» Zitierter Text:
• • • • • • •

In seinem Buch „Escape from Freedom“ beschrieb Erich Fromm den „autoritären Charakter“, der nach Anleitung und Führung verlangt und sich vor der Freiheit fürchtet. Unter dem Begriff „autoritärer Charakter“ fasst er (Theodor Adorno sprach von „autoritärer Persönlichkeit“) ein bestimmtes Muster von sozialen Einstellungen und Eigenschaften zusammen, die das Sozialverhalten seiner Auffassung nach negativ prägen. Hierzu gehören Vorurteile, Konformität, Destruktivität, Autoritarismus, extremer Gehorsam gegenüber Autoritäten, Rassismus und Ethnozentrismus, das heisst Ablehnung des Fremden und fremder Kulturen. Autoritätshörig und gegenüber dem Schwachen selbst autoritätsgebietend ähnelt der autoritäre Charakter dem „Typ des Radfahrers“, der nach oben buckelt und nach unten tritt.
Greiffenhagen, der „hohe Konvergenzen von Rechtsextremismus und niedrigem Bildungsgrad, Arbeitslosigkeit und anderen Formen sozialen Leids“ sah, ging sogar davon aus, dass „unsere Kultur stärker als etwa die britische der Gewalt an sich positive Züge zuzusprechen geneigt ist“. Daraus folgert er, dass in Deutschland eine Ideologie vorherrsche, die Krieg und Gewalt zu den politischen Grundkräften zählt.
Umfrage-Schock von 1980
Die Ergebnisse der oben erwähnten Sinusstudie schockierte die Auftraggeberin, die Bundesregierung. Der Untersuchung zufolge waren damals immerhin fünf Millionen Bundesdeutsche der Meinung, „wir sollten wieder einen Führer haben“; ein knappes Drittel der Befragten glaubte, „die nationalen Kräfte werden in der Bundesrepublik unterdrückt“ und dass „unserem Volk bald eine ungeheure Katastrophe bevorsteht, wenn es so weitergeht“. 28 Prozent meinten, „gäbe es wieder Arbeitslager, kämen Zucht und Ordnung von alleine“. 39 Prozent stimmten zu, dass „nicht nur unsere Umwelt, sondern auch unsere Rasse rein erhalten werden muss“.

• • • • • • •

» Zeilen aus einem Layout-Datensatz:

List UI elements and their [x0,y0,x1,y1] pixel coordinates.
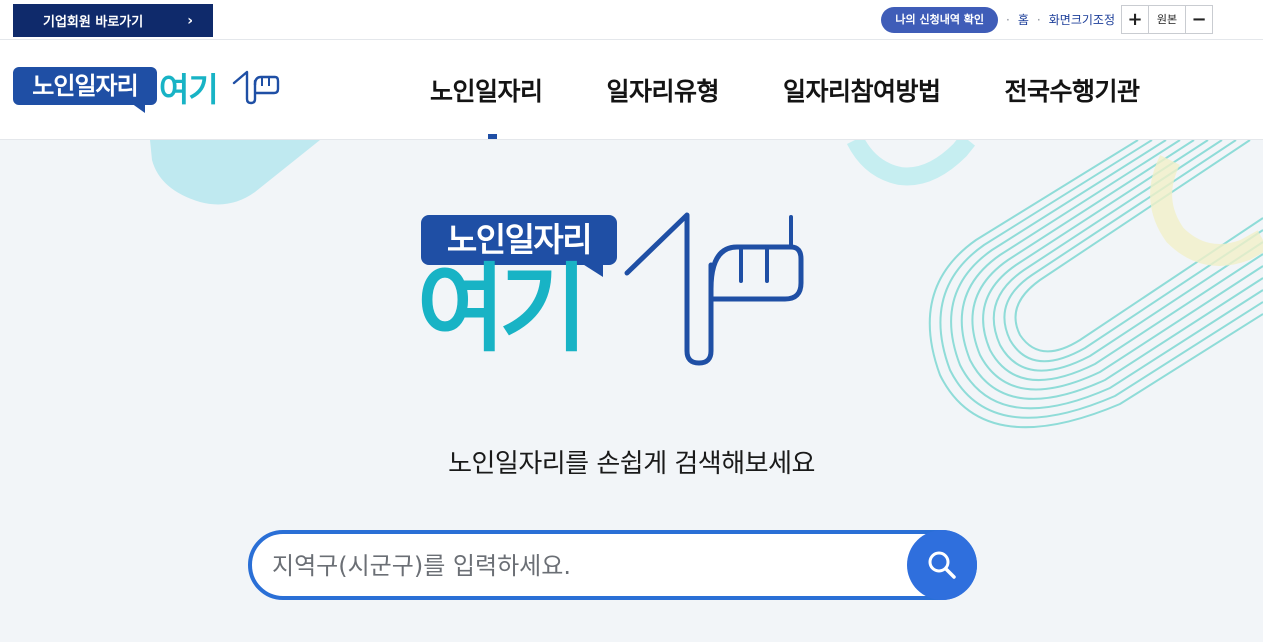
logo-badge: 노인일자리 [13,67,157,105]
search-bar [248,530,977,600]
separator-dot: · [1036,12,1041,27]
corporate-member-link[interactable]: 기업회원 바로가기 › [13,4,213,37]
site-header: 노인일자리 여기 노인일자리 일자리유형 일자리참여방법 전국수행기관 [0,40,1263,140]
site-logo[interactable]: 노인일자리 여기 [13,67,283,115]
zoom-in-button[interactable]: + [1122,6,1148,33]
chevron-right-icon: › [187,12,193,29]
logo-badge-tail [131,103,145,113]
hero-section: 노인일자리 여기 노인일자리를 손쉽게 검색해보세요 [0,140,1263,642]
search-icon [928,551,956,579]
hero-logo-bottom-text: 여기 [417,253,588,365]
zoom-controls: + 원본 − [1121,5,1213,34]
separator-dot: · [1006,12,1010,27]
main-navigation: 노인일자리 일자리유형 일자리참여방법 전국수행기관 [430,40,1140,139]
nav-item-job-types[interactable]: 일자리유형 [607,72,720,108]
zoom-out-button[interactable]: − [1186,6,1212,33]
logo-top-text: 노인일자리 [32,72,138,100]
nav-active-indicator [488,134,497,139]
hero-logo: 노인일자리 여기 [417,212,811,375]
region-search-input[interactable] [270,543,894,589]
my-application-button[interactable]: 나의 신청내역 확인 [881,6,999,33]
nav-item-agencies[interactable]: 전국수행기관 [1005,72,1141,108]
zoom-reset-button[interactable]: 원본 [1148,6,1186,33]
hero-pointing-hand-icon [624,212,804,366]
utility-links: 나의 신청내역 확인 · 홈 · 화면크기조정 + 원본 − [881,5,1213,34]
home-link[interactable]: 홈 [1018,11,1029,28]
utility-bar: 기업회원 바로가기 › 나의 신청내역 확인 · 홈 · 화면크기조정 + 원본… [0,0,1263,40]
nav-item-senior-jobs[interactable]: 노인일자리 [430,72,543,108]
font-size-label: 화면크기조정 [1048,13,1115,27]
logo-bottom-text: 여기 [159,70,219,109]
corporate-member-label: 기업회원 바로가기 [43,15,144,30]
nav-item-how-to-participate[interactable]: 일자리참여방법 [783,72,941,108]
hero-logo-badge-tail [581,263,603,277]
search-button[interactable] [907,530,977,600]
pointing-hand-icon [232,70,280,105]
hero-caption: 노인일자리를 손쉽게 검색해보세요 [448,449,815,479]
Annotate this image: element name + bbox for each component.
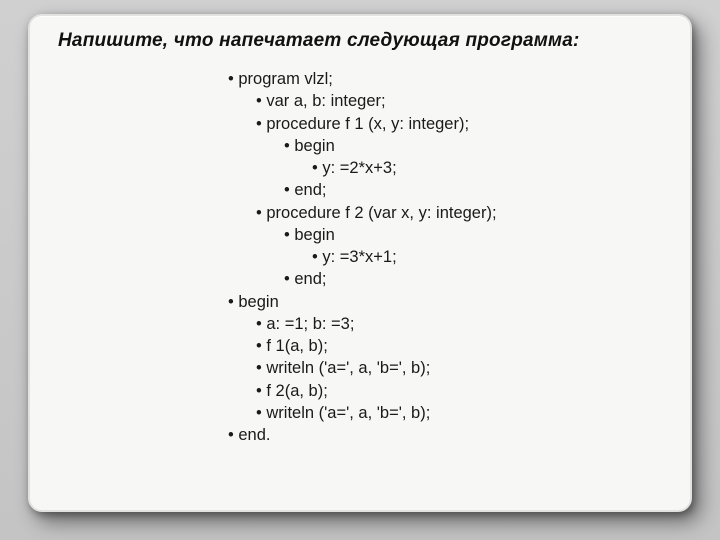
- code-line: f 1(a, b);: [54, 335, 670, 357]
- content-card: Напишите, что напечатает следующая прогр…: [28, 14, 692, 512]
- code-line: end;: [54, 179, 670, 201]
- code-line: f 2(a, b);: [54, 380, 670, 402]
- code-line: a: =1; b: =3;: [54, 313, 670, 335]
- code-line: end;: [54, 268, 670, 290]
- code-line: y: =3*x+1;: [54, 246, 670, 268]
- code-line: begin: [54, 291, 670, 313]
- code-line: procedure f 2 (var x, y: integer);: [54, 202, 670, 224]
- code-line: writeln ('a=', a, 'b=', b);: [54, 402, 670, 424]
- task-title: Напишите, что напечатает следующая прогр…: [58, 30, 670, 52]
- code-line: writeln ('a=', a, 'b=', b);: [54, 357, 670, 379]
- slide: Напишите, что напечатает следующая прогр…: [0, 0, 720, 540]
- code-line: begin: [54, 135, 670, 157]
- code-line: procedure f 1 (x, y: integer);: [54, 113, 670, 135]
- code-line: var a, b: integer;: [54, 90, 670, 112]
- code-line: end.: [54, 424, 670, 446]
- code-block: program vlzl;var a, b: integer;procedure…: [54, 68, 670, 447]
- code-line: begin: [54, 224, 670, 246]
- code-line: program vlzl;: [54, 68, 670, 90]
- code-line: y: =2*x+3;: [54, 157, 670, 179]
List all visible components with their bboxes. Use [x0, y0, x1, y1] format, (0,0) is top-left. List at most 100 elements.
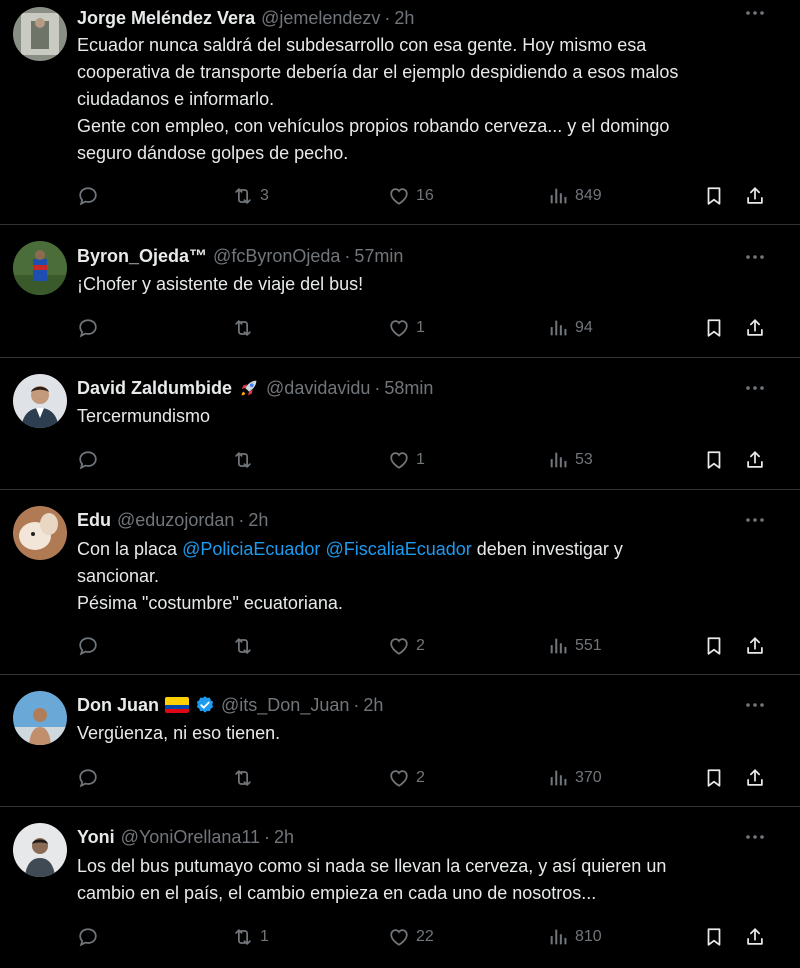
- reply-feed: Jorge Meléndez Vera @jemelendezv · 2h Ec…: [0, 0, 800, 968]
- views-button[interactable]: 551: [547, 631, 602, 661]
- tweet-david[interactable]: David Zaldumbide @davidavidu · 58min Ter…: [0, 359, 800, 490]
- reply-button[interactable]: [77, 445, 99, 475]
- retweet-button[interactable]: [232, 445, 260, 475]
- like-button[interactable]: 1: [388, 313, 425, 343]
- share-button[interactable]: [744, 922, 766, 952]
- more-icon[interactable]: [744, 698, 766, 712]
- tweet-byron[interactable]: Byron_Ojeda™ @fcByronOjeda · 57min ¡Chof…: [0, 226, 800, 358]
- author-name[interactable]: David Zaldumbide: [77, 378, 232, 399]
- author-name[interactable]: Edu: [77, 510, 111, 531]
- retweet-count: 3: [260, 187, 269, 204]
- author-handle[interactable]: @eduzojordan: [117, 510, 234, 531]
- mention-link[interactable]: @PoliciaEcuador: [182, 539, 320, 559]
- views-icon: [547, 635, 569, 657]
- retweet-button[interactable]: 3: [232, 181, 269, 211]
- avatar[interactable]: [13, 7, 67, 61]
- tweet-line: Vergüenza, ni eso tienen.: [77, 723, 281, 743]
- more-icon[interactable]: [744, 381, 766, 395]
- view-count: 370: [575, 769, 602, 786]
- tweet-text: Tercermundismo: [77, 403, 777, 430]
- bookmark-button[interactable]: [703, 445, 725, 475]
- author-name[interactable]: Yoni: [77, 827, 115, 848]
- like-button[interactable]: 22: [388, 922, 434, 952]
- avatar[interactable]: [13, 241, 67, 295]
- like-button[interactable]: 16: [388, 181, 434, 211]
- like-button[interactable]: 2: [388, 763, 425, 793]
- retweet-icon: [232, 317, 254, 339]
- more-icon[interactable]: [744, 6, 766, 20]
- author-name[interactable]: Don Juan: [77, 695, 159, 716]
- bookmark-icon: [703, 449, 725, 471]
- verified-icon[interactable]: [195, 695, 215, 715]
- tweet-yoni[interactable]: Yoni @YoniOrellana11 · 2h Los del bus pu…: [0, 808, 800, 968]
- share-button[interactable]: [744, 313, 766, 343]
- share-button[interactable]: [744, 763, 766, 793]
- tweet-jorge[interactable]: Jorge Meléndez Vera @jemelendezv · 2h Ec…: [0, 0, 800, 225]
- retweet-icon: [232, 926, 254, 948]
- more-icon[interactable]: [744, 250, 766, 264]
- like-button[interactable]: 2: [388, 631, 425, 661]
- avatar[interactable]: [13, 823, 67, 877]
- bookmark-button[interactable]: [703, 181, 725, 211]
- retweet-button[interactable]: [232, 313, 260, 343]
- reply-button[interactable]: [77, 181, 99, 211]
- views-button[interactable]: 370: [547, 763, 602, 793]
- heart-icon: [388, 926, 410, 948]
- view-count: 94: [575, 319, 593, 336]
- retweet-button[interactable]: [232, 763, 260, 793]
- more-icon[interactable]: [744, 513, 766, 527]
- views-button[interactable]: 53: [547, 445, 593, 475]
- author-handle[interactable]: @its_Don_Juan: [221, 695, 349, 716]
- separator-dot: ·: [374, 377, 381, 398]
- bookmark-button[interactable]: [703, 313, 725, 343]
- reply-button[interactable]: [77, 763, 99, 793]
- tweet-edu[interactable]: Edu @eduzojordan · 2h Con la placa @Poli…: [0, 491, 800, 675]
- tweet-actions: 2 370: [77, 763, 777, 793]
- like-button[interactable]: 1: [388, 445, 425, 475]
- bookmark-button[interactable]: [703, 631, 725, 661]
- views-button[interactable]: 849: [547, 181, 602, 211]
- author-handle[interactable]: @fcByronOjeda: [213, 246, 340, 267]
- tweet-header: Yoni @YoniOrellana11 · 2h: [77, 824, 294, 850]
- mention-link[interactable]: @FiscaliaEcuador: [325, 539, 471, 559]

• • • • • • •

» Ziel der Übung:
Wer hatte laut dem Textauszug die Sinusstudie in Auftrag gegeben? Die Einträge stammen aus einer anderen Quelle als der Textauszug.

» Antwort:
Die Bundesregierung.